# EXERCISE MATERIAL
• • • • • • •

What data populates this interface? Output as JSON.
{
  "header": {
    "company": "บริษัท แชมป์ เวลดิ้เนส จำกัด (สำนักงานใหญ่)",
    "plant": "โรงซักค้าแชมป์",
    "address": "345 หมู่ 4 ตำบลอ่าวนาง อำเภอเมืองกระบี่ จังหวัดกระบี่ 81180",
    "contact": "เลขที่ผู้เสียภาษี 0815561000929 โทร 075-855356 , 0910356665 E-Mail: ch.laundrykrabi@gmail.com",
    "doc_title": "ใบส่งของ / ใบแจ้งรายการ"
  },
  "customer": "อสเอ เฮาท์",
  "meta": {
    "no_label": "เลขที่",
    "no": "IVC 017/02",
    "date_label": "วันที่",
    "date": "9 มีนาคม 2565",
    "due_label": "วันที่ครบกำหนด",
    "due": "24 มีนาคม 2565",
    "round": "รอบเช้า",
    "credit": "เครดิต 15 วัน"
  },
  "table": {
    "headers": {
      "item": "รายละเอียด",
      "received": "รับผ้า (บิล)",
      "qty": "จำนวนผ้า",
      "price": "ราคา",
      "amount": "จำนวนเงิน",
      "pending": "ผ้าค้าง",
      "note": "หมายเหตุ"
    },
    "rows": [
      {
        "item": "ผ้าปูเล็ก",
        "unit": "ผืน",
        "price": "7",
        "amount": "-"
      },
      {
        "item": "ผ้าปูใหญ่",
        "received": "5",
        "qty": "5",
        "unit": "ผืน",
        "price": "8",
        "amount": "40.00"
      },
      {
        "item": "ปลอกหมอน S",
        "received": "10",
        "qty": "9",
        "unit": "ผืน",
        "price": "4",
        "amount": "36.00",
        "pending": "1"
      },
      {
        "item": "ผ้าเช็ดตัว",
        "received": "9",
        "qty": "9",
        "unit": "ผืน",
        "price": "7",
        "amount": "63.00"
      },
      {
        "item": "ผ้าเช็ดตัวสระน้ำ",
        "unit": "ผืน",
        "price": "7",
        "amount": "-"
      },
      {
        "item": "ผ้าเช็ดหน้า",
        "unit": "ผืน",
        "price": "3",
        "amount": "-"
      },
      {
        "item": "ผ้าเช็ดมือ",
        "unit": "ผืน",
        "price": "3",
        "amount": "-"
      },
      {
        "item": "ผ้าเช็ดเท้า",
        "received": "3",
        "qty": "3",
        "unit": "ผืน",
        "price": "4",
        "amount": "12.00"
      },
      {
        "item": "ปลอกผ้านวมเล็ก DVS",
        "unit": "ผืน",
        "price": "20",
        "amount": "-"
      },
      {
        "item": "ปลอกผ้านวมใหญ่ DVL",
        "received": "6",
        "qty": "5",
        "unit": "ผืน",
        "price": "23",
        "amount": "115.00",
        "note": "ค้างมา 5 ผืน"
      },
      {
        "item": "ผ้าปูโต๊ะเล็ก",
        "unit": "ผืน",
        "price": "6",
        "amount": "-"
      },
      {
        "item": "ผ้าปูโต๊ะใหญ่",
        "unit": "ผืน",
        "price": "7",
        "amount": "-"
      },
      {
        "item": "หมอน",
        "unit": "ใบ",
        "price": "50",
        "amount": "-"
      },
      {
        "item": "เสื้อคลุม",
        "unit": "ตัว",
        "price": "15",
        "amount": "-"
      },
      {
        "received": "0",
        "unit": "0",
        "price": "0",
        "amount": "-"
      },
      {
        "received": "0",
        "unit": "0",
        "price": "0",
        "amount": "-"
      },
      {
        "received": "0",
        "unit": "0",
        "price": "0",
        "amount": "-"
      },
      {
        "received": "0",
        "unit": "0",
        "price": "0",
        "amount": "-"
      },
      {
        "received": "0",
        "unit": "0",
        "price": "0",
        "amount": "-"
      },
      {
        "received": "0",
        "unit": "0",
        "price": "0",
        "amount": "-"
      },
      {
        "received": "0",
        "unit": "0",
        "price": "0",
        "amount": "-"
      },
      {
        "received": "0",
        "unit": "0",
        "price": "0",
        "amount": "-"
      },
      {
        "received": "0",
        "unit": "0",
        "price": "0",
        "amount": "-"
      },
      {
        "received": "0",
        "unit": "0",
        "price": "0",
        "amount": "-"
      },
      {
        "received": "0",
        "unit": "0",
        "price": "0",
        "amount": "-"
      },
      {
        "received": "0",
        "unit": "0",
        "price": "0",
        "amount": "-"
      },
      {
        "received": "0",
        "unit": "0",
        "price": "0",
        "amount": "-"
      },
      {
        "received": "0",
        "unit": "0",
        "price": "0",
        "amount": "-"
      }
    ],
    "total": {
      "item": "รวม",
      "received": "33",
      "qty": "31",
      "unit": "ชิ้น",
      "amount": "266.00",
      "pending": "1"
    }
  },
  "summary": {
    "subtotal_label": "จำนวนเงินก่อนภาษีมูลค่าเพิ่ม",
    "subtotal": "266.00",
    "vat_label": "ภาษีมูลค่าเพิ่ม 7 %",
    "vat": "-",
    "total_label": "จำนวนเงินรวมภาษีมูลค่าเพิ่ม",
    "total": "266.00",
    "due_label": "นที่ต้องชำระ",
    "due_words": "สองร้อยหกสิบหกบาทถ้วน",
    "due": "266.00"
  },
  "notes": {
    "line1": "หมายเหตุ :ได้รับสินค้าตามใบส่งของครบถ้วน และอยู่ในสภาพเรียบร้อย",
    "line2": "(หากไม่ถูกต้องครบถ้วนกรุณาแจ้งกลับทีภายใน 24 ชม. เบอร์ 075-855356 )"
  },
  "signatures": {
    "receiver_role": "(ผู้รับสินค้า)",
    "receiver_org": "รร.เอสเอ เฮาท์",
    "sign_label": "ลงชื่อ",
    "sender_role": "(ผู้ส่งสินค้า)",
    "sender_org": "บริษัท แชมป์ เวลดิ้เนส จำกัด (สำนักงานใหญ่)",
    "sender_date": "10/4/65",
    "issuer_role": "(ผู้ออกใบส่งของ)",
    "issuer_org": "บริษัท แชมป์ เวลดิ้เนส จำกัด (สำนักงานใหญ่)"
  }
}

• • • • • • •

# TASK PROMPT
Copy out the whole listing, exactly as written.

# TASK SOLUTION
What data populates this interface? Output as JSON.
{
  "header": {
    "company": "บริษัท แชมป์ เวลดิ้เนส จำกัด (สำนักงานใหญ่)",
    "plant": "โรงซักค้าแชมป์",
    "address": "345 หมู่ 4 ตำบลอ่าวนาง อำเภอเมืองกระบี่ จังหวัดกระบี่ 81180",
    "contact": "เลขที่ผู้เสียภาษี 0815561000929 โทร 075-855356 , 0910356665 E-Mail: ch.laundrykrabi@gmail.com",
    "doc_title": "ใบส่งของ / ใบแจ้งรายการ"
  },
  "customer": "อสเอ เฮาท์",
  "meta": {
    "no_label": "เลขที่",
    "no": "IVC 017/02",
    "date_label": "วันที่",
    "date": "9 มีนาคม 2565",
    "due_label": "วันที่ครบกำหนด",
    "due": "24 มีนาคม 2565",
    "round": "รอบเช้า",
    "credit": "เครดิต 15 วัน"
  },
  "table": {
    "headers": {
      "item": "รายละเอียด",
      "received": "รับผ้า (บิล)",
      "qty": "จำนวนผ้า",
      "price": "ราคา",
      "amount": "จำนวนเงิน",
      "pending": "ผ้าค้าง",
      "note": "หมายเหตุ"
    },
    "rows": [
      {
        "item": "ผ้าปูเล็ก",
        "unit": "ผืน",
        "price": "7",
        "amount": "-"
      },
      {
        "item": "ผ้าปูใหญ่",
        "received": "5",
        "qty": "5",
        "unit": "ผืน",
        "price": "8",
        "amount": "40.00"
      },
      {
        "item": "ปลอกหมอน S",
        "received": "10",
        "qty": "9",
        "unit": "ผืน",
        "price": "4",
        "amount": "36.00",
        "pending": "1"
      },
      {
        "item": "ผ้าเช็ดตัว",
        "received": "9",
        "qty": "9",
        "unit": "ผืน",
        "price": "7",
        "amount": "63.00"
      },
      {
        "item": "ผ้าเช็ดตัวสระน้ำ",
        "unit": "ผืน",
        "price": "7",
        "amount": "-"
      },
      {
        "item": "ผ้าเช็ดหน้า",
        "unit": "ผืน",
        "price": "3",
        "amount": "-"
      },
      {
        "item": "ผ้าเช็ดมือ",
        "unit": "ผืน",
        "price": "3",
        "amount": "-"
      },
      {
        "item": "ผ้าเช็ดเท้า",
        "received": "3",
        "qty": "3",
        "unit": "ผืน",
        "price": "4",
        "amount": "12.00"
      },
      {
        "item": "ปลอกผ้านวมเล็ก DVS",
        "unit": "ผืน",
        "price": "20",
        "amount": "-"
      },
      {
        "item": "ปลอกผ้านวมใหญ่ DVL",
        "received": "6",
        "qty": "5",
        "unit": "ผืน",
        "price": "23",
        "amount": "115.00",
        "note": "ค้างมา 5 ผืน"
      },
      {
        "item": "ผ้าปูโต๊ะเล็ก",
        "unit": "ผืน",
        "price": "6",
        "amount": "-"
      },
      {
        "item": "ผ้าปูโต๊ะใหญ่",
        "unit": "ผืน",
        "price": "7",
        "amount": "-"
      },
      {
        "item": "หมอน",
        "unit": "ใบ",
        "price": "50",
        "amount": "-"
      },
      {
        "item": "เสื้อคลุม",
        "unit": "ตัว",
        "price": "15",
        "amount": "-"
      },
      {
        "received": "0",
        "unit": "0",
        "price": "0",
        "amount": "-"
      },
      {
        "received": "0",
        "unit": "0",
        "price": "0",
        "amount": "-"
      },
      {
        "received": "0",
        "unit": "0",
        "price": "0",
        "amount": "-"
      },
      {
        "received": "0",
        "unit": "0",
        "price": "0",
        "amount": "-"
      },
      {
        "received": "0",
        "unit": "0",
        "price": "0",
        "amount": "-"
      },
      {
        "received": "0",
        "unit": "0",
        "price": "0",
        "amount": "-"
      },
      {
        "received": "0",
        "unit": "0",
        "price": "0",
        "amount": "-"
      },
      {
        "received": "0",
        "unit": "0",
        "price": "0",
        "amount": "-"
      },
      {
        "received": "0",
        "unit": "0",
        "price": "0",
        "amount": "-"
      },
      {
        "received": "0",
        "unit": "0",
        "price": "0",
        "amount": "-"
      },
      {
        "received": "0",
        "unit": "0",
        "price": "0",
        "amount": "-"
      },
      {
        "received": "0",
        "unit": "0",
        "price": "0",
        "amount": "-"
      },
      {
        "received": "0",
        "unit": "0",
        "price": "0",
        "amount": "-"
      },
      {
        "received": "0",
        "unit": "0",
        "price": "0",
        "amount": "-"
      }
    ],
    "total": {
      "item": "รวม",
      "received": "33",
      "qty": "31",
      "unit": "ชิ้น",
      "amount": "266.00",
      "pending": "1"
    }
  },
  "summary": {
    "subtotal_label": "จำนวนเงินก่อนภาษีมูลค่าเพิ่ม",
    "subtotal": "266.00",
    "vat_label": "ภาษีมูลค่าเพิ่ม 7 %",
    "vat": "-",
    "total_label": "จำนวนเงินรวมภาษีมูลค่าเพิ่ม",
    "total": "266.00",
    "due_label": "นที่ต้องชำระ",
    "due_words": "สองร้อยหกสิบหกบาทถ้วน",
    "due": "266.00"
  },
  "notes": {
    "line1": "หมายเหตุ :ได้รับสินค้าตามใบส่งของครบถ้วน และอยู่ในสภาพเรียบร้อย",
    "line2": "(หากไม่ถูกต้องครบถ้วนกรุณาแจ้งกลับทีภายใน 24 ชม. เบอร์ 075-855356 )"
  },
  "signatures": {
    "receiver_role": "(ผู้รับสินค้า)",
    "receiver_org": "รร.เอสเอ เฮาท์",
    "sign_label": "ลงชื่อ",
    "sender_role": "(ผู้ส่งสินค้า)",
    "sender_org": "บริษัท แชมป์ เวลดิ้เนส จำกัด (สำนักงานใหญ่)",
    "sender_date": "10/4/65",
    "issuer_role": "(ผู้ออกใบส่งของ)",
    "issuer_org": "บริษัท แชมป์ เวลดิ้เนส จำกัด (สำนักงานใหญ่)"
  }
}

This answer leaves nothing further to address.